WHAT YOU ARE ASKED TO DO => Gather all lines with the word "создание" in them.

── RECORD EXTRACTS ──

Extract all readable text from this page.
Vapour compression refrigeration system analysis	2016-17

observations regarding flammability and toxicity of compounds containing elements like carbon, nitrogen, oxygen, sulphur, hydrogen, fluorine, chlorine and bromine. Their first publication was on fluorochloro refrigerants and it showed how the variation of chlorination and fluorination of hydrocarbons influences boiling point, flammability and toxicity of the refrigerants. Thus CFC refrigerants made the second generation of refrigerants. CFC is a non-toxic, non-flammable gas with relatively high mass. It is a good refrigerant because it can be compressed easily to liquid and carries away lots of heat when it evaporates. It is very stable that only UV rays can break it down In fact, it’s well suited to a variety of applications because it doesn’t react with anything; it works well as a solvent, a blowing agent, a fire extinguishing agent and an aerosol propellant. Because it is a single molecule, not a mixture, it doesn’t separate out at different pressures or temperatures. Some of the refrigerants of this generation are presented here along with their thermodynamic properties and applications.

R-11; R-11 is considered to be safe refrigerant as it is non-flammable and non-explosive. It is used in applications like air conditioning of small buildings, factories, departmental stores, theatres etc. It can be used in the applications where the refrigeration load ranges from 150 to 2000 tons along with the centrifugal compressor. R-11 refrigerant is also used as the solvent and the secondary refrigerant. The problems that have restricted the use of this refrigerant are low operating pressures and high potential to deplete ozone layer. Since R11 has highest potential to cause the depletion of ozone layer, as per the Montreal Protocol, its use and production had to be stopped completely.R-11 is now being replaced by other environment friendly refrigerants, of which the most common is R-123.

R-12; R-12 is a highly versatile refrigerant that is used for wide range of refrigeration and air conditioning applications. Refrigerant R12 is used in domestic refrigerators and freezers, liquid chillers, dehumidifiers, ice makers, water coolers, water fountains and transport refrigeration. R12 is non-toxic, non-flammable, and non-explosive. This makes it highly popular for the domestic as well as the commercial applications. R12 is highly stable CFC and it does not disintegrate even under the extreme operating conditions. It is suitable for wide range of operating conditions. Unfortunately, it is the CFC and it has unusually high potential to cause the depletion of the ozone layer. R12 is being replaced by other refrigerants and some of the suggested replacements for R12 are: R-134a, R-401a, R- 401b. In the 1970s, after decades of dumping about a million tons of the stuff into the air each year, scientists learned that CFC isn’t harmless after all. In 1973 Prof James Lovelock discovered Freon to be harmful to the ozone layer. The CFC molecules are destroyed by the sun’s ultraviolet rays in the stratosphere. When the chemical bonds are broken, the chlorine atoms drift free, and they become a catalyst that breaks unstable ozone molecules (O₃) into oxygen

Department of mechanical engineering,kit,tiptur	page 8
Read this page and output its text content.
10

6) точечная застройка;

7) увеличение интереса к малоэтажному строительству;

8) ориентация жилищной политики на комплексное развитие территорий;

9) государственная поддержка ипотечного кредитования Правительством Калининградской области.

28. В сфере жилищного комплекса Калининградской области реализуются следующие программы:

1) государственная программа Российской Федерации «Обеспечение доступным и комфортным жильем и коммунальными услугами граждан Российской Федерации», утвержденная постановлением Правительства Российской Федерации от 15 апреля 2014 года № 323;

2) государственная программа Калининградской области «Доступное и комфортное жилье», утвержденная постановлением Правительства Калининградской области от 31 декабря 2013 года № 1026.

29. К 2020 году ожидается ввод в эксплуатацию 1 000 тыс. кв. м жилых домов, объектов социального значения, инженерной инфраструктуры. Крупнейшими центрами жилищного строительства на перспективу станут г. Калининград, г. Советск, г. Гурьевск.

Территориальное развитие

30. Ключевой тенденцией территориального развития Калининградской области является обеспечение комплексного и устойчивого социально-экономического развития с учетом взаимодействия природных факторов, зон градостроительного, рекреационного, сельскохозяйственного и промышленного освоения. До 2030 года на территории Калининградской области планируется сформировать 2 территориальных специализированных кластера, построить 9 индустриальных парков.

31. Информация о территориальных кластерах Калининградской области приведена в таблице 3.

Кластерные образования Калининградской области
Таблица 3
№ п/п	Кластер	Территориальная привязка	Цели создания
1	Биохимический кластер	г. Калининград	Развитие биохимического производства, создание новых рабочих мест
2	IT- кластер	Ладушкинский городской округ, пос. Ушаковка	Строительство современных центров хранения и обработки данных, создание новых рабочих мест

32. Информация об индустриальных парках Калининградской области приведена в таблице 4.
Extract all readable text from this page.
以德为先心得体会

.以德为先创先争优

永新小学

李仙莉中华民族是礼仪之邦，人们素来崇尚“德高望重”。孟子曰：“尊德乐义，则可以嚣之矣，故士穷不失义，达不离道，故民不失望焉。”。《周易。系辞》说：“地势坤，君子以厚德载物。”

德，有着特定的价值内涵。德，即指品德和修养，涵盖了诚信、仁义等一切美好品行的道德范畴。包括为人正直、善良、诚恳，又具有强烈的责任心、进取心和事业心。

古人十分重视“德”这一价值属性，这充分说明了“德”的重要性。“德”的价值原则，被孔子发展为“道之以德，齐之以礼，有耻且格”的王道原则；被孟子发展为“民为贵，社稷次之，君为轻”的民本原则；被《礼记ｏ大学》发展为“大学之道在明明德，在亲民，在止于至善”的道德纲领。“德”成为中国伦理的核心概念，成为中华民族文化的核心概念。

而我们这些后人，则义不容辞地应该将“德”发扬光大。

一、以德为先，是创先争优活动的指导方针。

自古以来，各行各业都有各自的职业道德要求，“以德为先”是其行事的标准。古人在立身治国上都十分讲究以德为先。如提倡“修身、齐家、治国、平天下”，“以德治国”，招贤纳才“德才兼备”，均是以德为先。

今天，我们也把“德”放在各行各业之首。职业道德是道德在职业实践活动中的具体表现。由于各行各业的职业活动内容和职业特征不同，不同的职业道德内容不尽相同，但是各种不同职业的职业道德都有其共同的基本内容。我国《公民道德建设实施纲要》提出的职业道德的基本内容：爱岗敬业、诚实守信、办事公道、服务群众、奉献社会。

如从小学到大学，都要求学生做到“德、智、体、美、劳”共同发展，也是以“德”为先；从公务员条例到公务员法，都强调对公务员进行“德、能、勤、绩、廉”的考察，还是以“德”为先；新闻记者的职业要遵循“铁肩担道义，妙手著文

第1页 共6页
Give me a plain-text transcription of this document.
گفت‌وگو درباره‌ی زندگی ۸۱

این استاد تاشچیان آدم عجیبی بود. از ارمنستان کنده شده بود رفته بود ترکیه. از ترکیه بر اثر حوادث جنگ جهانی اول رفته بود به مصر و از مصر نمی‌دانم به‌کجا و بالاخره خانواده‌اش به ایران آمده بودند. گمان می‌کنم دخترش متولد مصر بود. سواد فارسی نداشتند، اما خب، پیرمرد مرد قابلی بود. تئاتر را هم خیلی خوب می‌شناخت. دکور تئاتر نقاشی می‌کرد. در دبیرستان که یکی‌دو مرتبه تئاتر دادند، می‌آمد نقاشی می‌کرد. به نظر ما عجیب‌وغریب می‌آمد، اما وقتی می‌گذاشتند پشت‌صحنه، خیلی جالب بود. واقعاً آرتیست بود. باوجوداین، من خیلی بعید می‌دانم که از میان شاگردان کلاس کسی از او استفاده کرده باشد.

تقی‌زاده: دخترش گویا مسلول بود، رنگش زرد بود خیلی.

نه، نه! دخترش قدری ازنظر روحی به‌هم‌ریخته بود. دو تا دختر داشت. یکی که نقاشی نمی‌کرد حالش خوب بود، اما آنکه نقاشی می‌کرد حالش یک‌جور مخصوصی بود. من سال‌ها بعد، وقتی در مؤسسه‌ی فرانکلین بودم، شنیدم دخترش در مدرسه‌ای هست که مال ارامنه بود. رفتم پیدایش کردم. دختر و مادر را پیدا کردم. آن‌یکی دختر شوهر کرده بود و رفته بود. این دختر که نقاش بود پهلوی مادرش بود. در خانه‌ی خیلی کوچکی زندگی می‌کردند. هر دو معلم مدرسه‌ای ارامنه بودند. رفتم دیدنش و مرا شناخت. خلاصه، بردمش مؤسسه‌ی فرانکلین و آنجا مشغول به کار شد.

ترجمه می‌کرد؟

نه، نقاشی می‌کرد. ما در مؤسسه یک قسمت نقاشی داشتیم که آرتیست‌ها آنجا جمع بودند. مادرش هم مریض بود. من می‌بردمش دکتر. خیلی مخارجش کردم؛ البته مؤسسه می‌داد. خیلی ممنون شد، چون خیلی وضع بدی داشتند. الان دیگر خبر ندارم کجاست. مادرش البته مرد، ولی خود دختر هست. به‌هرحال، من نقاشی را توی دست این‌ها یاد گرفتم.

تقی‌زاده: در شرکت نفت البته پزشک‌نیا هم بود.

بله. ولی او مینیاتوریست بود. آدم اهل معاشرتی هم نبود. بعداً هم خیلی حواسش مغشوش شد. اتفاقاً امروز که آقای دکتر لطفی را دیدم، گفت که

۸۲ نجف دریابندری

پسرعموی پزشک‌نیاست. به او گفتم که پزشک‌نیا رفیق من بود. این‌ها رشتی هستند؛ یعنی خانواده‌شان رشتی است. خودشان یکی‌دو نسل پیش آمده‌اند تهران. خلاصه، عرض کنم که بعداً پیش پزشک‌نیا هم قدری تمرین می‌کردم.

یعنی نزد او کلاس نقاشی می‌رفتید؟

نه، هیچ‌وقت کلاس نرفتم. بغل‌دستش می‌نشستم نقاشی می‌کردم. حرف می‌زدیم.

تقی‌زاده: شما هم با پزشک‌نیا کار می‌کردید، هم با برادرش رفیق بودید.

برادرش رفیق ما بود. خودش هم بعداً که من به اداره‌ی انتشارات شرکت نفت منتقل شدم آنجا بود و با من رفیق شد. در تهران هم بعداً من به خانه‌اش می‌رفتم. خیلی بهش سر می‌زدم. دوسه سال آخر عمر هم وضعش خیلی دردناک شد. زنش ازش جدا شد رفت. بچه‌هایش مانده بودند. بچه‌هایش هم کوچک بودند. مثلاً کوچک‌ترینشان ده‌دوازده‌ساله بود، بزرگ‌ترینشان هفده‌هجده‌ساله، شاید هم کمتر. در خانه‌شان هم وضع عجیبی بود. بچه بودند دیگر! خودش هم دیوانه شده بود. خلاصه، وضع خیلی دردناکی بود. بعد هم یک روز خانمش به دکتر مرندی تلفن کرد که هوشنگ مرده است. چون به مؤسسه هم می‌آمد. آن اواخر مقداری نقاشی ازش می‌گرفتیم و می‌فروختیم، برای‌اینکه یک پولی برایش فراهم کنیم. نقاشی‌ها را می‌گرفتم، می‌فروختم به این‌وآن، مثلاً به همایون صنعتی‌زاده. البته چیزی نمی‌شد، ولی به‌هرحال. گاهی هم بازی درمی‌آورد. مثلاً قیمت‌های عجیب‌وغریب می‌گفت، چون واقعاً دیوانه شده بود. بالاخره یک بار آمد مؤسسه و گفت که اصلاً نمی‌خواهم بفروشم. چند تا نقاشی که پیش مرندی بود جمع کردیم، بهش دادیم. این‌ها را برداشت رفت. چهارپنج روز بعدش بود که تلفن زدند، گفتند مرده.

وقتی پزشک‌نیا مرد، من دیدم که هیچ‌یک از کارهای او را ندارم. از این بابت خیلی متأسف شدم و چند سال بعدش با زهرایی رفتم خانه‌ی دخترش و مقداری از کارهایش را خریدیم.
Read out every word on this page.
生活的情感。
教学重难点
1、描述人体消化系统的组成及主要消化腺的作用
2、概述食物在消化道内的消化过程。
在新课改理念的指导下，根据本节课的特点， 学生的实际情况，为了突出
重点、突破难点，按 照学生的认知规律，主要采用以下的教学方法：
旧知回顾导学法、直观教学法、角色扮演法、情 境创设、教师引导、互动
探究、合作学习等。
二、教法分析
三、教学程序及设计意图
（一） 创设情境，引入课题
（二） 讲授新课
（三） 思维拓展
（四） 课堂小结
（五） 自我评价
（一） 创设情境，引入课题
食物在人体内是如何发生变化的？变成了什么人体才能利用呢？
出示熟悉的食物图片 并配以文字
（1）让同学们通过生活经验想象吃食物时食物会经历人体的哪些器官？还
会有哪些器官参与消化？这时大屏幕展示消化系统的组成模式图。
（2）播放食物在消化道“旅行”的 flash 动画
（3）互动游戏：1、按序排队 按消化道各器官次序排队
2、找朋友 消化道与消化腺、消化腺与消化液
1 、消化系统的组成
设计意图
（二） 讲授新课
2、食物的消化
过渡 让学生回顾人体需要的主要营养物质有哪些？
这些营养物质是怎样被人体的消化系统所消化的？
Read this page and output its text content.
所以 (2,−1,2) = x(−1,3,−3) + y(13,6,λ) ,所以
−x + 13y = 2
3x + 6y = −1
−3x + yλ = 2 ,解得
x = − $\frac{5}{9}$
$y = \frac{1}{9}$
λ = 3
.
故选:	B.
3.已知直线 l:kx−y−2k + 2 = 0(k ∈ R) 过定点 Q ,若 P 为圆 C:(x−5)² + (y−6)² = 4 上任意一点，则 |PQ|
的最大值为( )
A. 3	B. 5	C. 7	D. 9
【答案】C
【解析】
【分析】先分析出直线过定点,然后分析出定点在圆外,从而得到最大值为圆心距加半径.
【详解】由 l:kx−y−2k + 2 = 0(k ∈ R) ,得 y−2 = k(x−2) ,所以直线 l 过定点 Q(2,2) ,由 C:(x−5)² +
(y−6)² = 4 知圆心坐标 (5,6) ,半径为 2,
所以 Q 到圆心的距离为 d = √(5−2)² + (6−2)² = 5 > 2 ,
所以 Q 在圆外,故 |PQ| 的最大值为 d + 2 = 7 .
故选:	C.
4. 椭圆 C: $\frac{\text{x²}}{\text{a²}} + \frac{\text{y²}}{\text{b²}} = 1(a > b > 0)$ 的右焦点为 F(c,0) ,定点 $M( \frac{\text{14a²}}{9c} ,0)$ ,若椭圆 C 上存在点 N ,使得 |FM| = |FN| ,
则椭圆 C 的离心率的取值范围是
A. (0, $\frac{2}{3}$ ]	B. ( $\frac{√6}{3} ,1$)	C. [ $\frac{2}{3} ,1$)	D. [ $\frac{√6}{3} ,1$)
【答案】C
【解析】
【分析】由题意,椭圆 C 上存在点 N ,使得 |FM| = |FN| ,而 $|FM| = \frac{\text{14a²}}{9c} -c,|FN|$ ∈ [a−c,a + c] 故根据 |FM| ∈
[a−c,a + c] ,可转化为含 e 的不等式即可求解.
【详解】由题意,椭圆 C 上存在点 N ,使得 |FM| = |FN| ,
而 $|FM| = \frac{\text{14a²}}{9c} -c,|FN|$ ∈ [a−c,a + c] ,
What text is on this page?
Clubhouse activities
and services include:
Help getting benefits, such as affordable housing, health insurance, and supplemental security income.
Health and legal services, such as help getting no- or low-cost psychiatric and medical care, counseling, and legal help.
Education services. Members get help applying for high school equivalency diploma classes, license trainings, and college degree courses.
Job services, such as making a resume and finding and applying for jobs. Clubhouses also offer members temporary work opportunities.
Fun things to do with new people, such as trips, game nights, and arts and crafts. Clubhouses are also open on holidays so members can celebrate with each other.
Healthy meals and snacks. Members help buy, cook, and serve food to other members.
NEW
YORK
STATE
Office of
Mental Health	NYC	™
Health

───

SOLUTION =>
1	Биохимический кластер	г. Калининград	Развитие биохимического производства, создание новых рабочих мест
2	IT- кластер	Ладушкинский городской округ, пос. Ушаковка	Строительство современных центров хранения и обработки данных, создание новых рабочих мест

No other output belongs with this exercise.